▶ **Exercise goal**
Count how many lines hold the string "βασικό", and give only that number.

▶ **Supplied material**
-------

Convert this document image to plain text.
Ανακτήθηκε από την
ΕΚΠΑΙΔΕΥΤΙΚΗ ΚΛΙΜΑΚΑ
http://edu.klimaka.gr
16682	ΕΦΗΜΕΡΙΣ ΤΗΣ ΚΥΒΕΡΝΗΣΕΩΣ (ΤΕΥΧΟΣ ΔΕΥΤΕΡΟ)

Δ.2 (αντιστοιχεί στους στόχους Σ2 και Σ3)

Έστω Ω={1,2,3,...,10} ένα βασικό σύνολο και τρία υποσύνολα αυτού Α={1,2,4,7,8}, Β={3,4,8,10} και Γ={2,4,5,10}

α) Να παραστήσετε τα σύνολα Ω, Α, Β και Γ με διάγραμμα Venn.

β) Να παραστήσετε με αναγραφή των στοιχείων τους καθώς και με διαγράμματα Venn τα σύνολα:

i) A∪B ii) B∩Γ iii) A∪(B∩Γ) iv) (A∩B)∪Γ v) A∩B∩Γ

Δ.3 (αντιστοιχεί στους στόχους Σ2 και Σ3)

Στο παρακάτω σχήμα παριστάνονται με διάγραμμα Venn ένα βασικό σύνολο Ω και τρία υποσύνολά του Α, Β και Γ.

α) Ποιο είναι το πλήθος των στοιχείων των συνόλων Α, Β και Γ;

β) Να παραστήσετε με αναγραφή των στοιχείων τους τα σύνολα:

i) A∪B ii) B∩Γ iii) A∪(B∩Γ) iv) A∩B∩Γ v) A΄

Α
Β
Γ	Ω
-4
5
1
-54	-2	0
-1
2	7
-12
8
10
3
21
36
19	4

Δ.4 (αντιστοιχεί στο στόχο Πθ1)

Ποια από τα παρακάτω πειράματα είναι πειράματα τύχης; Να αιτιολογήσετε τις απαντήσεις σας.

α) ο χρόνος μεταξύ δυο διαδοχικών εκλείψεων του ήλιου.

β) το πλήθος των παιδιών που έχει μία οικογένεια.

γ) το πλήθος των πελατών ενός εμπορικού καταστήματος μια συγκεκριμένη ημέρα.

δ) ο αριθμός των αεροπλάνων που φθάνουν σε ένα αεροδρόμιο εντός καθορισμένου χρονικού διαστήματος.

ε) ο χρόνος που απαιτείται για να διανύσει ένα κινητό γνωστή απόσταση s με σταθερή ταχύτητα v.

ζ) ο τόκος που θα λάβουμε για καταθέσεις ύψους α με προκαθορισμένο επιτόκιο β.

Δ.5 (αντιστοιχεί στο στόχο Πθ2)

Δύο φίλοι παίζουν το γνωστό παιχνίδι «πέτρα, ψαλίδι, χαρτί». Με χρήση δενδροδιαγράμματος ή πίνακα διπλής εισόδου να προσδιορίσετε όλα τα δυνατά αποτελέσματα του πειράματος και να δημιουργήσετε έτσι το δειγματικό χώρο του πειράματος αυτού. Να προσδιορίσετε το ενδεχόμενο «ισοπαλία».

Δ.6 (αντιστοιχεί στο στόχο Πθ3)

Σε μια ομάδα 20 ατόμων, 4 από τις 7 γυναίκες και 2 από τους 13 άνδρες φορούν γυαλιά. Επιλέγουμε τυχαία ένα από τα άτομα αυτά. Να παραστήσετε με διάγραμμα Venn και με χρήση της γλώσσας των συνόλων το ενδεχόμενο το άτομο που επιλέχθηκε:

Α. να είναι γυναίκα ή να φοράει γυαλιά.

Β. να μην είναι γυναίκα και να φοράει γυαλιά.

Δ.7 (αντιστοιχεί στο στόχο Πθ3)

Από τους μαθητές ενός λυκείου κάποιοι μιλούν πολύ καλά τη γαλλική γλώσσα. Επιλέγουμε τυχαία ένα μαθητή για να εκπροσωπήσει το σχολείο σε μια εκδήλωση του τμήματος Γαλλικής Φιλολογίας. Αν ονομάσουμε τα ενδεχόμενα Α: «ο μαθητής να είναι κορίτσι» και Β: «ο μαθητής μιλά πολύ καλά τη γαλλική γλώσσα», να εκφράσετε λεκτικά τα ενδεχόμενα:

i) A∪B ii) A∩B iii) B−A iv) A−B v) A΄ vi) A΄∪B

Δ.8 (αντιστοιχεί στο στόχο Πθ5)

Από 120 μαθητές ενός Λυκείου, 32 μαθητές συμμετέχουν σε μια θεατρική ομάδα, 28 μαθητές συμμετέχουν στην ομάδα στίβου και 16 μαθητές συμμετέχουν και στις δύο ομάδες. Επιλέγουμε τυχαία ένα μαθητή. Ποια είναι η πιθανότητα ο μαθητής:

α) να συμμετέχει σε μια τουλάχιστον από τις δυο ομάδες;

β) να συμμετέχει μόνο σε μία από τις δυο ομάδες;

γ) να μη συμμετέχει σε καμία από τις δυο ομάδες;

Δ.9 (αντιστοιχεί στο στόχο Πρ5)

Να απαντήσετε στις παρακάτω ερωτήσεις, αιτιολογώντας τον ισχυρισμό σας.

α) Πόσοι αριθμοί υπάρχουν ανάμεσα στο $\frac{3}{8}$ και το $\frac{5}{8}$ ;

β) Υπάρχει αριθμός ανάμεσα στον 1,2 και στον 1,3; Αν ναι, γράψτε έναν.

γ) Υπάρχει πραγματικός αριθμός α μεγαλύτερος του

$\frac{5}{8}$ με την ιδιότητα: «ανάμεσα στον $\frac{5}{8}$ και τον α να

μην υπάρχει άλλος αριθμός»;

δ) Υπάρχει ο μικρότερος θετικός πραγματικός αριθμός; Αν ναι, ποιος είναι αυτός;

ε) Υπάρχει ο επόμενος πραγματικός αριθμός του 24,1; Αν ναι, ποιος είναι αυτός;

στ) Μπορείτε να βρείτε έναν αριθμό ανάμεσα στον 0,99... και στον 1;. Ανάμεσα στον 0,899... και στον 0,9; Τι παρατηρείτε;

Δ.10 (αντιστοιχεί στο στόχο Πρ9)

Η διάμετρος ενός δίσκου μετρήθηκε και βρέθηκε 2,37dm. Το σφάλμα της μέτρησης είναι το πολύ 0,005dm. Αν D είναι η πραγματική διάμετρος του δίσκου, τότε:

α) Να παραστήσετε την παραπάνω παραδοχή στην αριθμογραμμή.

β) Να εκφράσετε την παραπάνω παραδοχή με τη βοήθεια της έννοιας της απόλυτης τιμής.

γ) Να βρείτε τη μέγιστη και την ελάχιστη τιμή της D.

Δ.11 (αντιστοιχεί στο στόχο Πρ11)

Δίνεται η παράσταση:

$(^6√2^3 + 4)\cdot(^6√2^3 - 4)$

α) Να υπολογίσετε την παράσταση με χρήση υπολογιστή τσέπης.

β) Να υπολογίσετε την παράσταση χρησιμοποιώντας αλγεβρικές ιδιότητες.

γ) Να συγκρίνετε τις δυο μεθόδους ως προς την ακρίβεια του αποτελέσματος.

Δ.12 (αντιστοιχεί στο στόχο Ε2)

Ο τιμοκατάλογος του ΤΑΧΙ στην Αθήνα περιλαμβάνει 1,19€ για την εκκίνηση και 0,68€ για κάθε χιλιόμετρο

-------

▶ **Response**
2